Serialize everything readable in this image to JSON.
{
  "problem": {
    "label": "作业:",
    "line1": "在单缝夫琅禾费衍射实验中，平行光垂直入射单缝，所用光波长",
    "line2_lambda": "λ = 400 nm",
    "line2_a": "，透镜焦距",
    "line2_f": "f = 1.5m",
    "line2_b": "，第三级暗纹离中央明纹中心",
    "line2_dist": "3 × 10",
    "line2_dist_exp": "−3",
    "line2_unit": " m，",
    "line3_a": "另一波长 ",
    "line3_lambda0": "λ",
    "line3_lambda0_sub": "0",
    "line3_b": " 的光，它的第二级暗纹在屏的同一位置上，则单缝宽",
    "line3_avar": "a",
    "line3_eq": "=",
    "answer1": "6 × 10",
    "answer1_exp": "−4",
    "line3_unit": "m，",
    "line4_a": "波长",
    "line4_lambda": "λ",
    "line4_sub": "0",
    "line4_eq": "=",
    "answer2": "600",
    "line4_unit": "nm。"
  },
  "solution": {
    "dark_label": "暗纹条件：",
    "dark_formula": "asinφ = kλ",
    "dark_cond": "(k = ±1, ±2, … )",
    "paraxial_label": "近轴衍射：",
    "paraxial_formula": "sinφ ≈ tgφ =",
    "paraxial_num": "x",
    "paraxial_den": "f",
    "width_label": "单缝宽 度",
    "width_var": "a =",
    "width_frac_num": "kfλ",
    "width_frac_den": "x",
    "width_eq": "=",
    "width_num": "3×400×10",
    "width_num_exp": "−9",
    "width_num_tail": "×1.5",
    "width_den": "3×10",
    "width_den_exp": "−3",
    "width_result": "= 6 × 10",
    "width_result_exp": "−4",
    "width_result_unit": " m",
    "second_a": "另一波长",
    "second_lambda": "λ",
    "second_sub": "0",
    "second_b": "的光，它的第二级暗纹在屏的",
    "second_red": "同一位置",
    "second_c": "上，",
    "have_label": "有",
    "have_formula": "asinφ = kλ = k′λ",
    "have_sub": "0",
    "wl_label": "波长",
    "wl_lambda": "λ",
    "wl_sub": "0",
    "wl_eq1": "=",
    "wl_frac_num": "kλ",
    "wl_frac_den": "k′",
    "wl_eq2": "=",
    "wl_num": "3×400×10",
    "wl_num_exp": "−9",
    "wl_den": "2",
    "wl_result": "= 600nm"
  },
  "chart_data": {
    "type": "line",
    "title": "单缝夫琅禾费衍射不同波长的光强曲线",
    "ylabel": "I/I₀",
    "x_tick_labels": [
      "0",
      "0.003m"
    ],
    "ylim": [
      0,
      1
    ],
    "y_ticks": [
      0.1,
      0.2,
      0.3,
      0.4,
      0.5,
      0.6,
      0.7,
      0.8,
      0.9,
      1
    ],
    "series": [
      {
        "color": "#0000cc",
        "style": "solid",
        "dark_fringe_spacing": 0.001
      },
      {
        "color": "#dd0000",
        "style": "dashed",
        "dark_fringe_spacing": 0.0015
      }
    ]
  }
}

══════════════════════════════

Pull every line containing "asinφ" from the data.

▸ Full answer
    "dark_formula": "asinφ = kλ",
    "have_formula": "asinφ = kλ = k′λ",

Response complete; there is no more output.